Document text:
>> begin

PROVO — How can Kalani Sitake make BYU football great again, or at least get the independent program a couple first downs north of average?

That question has been debated ad nauseam since the first person of Tongan descent to become a head college football coach got the job nearly four years ago. Better facilities, more money for assistant coaches, less stringent academic requirements and even the abolishment of the honor code (for football players, at least) for which BYU is known have been suggested.

Here’s another one: Somehow persuade some of the top high school football players in the country who are members of The Church of Jesus Christ of Latter-day Saints, the faith that owns and operates BYU, to don Cougar blue. Royal or navy, it doesn’t matter. Just get those guys to Provo.

Anyone who has even casually followed BYU football the past decade knows that hasn’t been happening. And another reminder comes Saturday as the resurgent Cougars, a surprising 2-1 after overtime wins over Tennessee and USC, welcome No. 22 Washington to LaVell Edwards Stadium.

The game kicks off at 1:30 p.m. MDT and will be televised in the western two-thirds of the country by ABC (Channel 4). It will be shown on ESPN2 in the East.

National powerhouse Washington (2-1) has several Latter-day Saints on its roster, but the most notable one is four-star freshman receiver Puka Nacua, brother of former BYU standout safety Kai Nacua.

Puka Nacua prepped at Orem High, a nine-minute drive from BYU, and was the 2018 Utah Gatorade Player of the Year and the Deseret News’ Mr. Football last fall. He broke almost every state receiving record imaginable, including most career receptions (260), most career yards (5,226) and most career touchdown receptions (58).

It was the dying wish of the late Lionel Nacua of Las Vegas that all of his sons play for his church’s school, BYU. But after oldest brothers Kai and Isaiah chose the Cougars (Isaiah never made it on the field), receiver Samson Nacua picked Utah. He is in his redshirt junior season and was not highly recruited.

However, the youngest of the four sons of Lionel and Penina Nacua signed with the Huskies last February after having offers from most of the top programs in the country. BYU only received a passing glance from arguably the best receiver in state history, despite Kai’s success in Provo.

Puka Nacua has played in all three of UW’s games and made a 28-yard touchdown catch in last Saturday’s 52-20 win over Hawaii. Another hometown star who got away, Provo High’s Ty Jones, has yet to play this season after sustaining a wrist injury last spring and a thumb injury in August. He caught 31 passes for 491 yards and six TDs last year, including a 9-yard reception in the 35-7 drubbing of BYU on Sept. 29 in Seattle.

Neither Nacua nor Jones could be interviewed for this article because UW does not allow its players to speak to media members who cover opposing teams, a policy that is not unique to the Huskies. Also, UW does not allow its freshmen or injured players to do interviews, so even Seattle-based reporters have been unable to talk to either Utahn this season.

>> end

Instruction:
Transcribe the passage of the BYU football article starting at "That question has" and ending at "guys to Provo.".

Listing:
>> begin

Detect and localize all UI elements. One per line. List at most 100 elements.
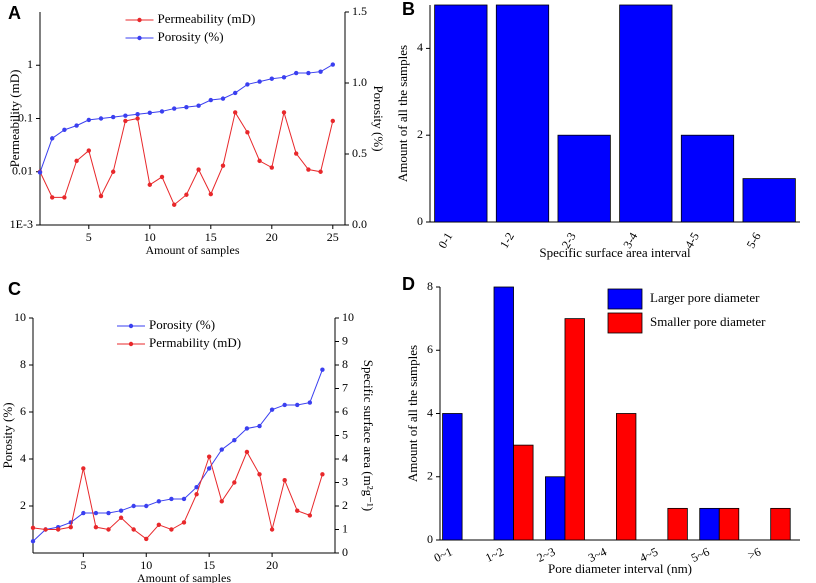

>> end
>> begin

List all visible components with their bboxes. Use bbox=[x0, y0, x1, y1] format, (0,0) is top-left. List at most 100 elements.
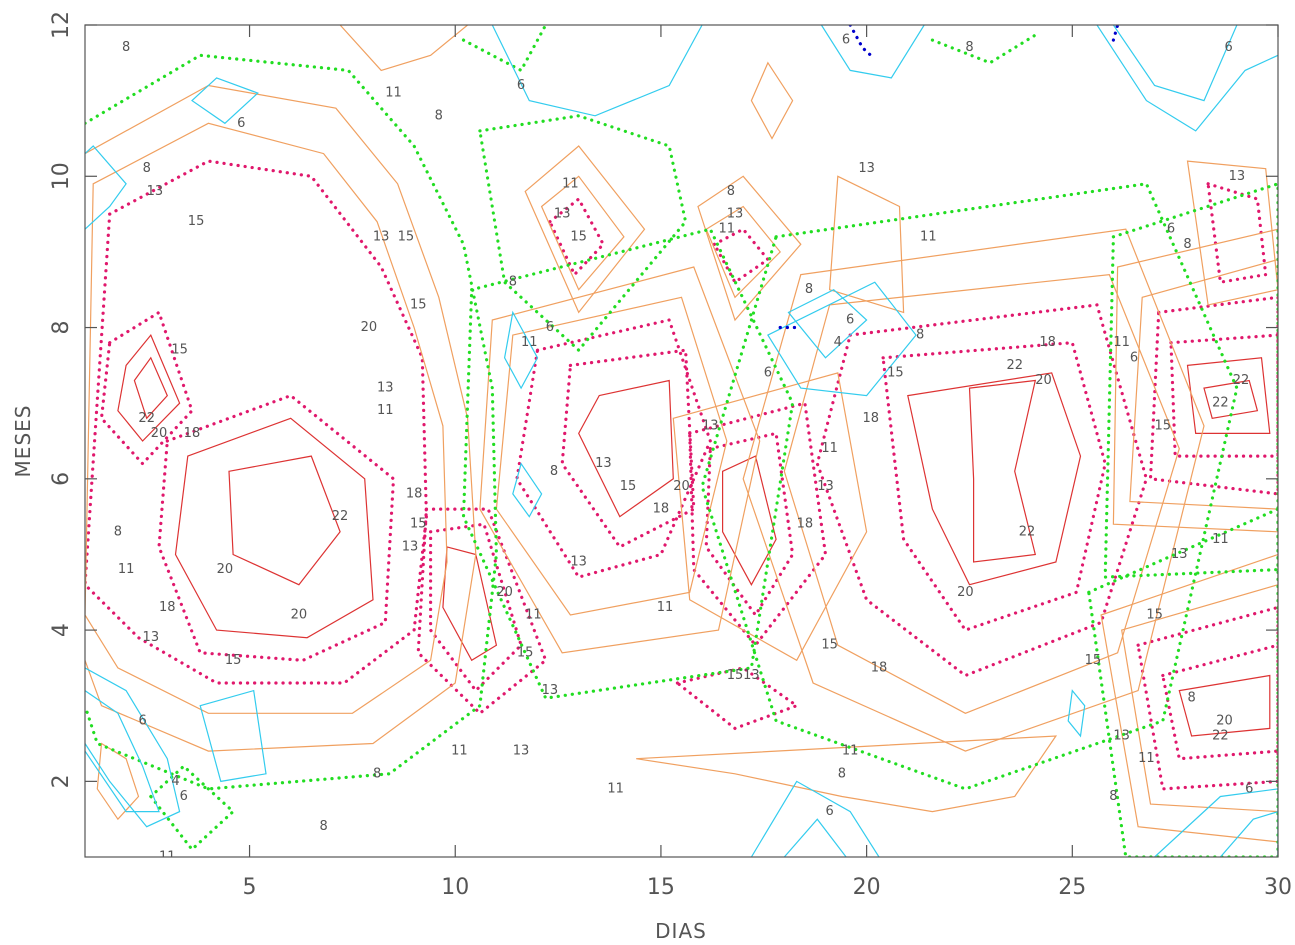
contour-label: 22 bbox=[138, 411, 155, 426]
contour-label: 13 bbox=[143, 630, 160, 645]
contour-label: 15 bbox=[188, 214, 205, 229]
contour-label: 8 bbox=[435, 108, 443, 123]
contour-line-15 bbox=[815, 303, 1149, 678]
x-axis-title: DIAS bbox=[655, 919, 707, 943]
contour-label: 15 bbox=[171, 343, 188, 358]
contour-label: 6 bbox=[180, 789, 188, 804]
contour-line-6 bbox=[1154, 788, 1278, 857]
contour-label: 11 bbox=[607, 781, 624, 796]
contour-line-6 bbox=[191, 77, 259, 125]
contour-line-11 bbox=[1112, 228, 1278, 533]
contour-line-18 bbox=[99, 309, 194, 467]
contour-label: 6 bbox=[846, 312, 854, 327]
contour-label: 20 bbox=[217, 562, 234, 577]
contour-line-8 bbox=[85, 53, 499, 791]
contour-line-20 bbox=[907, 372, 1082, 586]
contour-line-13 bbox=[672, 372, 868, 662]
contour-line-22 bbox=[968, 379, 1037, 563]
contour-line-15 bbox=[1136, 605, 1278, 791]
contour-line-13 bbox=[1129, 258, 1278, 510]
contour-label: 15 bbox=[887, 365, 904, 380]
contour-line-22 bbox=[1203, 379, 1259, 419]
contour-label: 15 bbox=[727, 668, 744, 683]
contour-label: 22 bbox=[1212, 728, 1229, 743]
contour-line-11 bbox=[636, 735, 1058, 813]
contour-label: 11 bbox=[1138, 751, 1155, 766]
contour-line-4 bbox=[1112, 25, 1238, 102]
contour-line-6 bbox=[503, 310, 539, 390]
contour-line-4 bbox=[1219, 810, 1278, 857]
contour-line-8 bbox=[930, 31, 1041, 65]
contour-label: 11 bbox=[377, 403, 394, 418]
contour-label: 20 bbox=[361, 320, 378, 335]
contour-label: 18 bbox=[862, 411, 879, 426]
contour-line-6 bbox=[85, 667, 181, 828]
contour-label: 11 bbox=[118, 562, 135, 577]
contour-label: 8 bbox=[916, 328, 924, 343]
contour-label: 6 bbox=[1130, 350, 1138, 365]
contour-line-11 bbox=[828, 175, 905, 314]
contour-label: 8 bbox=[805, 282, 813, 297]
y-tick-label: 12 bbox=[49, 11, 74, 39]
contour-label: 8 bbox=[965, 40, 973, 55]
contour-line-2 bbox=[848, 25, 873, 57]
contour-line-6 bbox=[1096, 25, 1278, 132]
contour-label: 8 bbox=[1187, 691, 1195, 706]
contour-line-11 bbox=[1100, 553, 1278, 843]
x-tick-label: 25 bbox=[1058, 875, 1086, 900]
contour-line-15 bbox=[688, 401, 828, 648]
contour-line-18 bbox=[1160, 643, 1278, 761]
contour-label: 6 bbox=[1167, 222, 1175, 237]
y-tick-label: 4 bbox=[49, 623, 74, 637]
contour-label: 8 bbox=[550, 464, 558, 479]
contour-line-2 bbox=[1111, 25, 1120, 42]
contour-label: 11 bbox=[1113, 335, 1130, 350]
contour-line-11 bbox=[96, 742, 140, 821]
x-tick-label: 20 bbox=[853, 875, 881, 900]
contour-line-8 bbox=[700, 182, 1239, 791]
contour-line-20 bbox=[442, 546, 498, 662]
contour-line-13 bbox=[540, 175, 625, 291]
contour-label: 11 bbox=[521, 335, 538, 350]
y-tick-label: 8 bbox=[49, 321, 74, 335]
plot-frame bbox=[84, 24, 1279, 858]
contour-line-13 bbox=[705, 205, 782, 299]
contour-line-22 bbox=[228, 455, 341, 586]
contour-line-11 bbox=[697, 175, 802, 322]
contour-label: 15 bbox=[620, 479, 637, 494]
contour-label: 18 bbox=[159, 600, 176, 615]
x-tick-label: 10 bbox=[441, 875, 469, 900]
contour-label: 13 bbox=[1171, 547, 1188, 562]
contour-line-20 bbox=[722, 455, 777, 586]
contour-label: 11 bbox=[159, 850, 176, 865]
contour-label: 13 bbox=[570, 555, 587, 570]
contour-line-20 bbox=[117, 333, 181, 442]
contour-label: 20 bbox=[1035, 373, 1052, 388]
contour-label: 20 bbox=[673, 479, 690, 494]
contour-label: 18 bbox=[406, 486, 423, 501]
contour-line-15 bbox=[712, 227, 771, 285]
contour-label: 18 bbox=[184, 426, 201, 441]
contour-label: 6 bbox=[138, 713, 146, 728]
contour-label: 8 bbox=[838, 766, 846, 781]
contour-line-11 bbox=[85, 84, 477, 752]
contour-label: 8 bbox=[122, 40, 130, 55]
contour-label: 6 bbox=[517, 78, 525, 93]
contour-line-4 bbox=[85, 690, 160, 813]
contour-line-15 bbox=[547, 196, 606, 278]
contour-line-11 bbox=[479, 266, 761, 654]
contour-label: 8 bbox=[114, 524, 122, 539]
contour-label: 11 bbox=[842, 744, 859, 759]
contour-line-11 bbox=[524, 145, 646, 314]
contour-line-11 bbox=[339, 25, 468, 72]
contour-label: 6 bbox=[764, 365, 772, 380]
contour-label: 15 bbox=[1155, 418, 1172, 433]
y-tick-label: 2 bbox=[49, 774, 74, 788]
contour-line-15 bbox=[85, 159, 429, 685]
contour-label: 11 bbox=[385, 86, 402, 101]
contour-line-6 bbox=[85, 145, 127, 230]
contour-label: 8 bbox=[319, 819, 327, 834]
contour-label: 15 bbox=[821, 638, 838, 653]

>> end
>> begin

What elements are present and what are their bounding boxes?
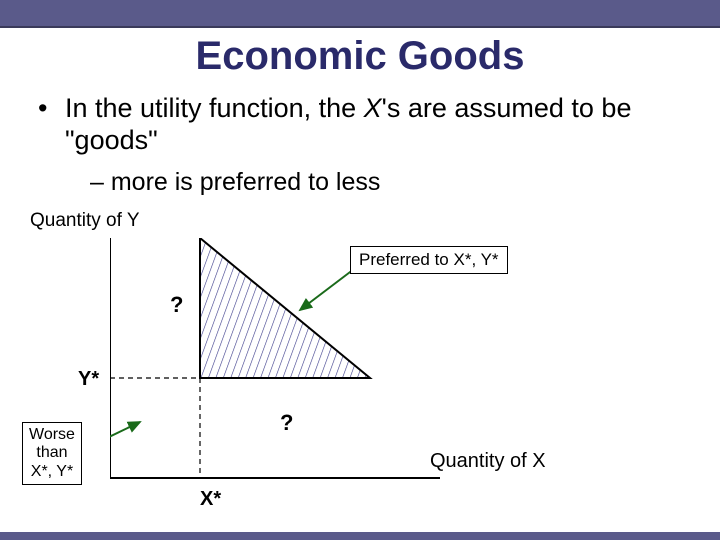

>> end

Answer to this problem:
That question has been debated ad nauseam since the first person of Tongan descent to become a head college football coach got the job nearly four years ago. Better facilities, more money for assistant coaches, less stringent academic requirements and even the abolishment of the honor code (for football players, at least) for which BYU is known have been suggested.

Here’s another one: Somehow persuade some of the top high school football players in the country who are members of The Church of Jesus Christ of Latter-day Saints, the faith that owns and operates BYU, to don Cougar blue. Royal or navy, it doesn’t matter. Just get those guys to Provo.